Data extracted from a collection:
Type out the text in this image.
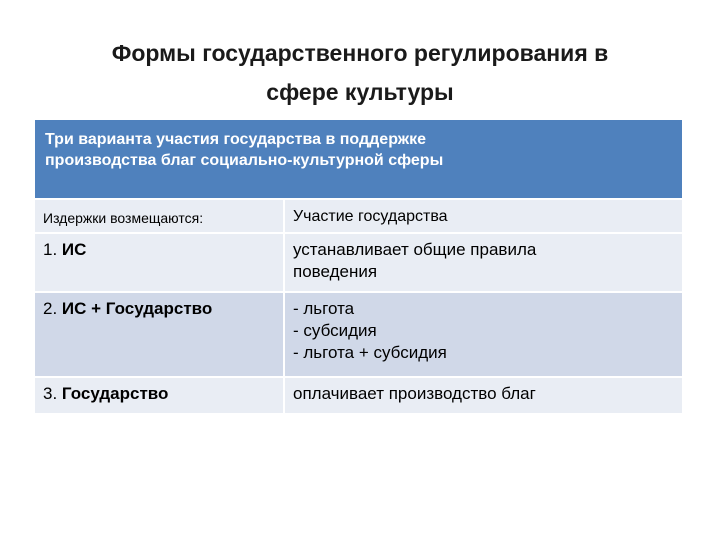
Формы государственного регулирования в
сфере культуры
Три варианта участия государства в поддержке
производства благ социально-культурной сферы
Издержки возмещаются:	Участие государства
1. ИС	устанавливает общие правила
поведения
2. ИС + Государство	- льгота
- субсидия
- льгота + субсидия
3. Государство	оплачивает производство благ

◆ **What is required**
All of the material above should be reproduced exactly, except the pictures.

◆ **Result**
Type out the text in this image.
Формы государственного регулирования в
сфере культуры
Три варианта участия государства в поддержке
производства благ социально-культурной сферы
Издержки возмещаются:	Участие государства
1. ИС	устанавливает общие правила
поведения
2. ИС + Государство	- льгота
- субсидия
- льгота + субсидия
3. Государство	оплачивает производство благ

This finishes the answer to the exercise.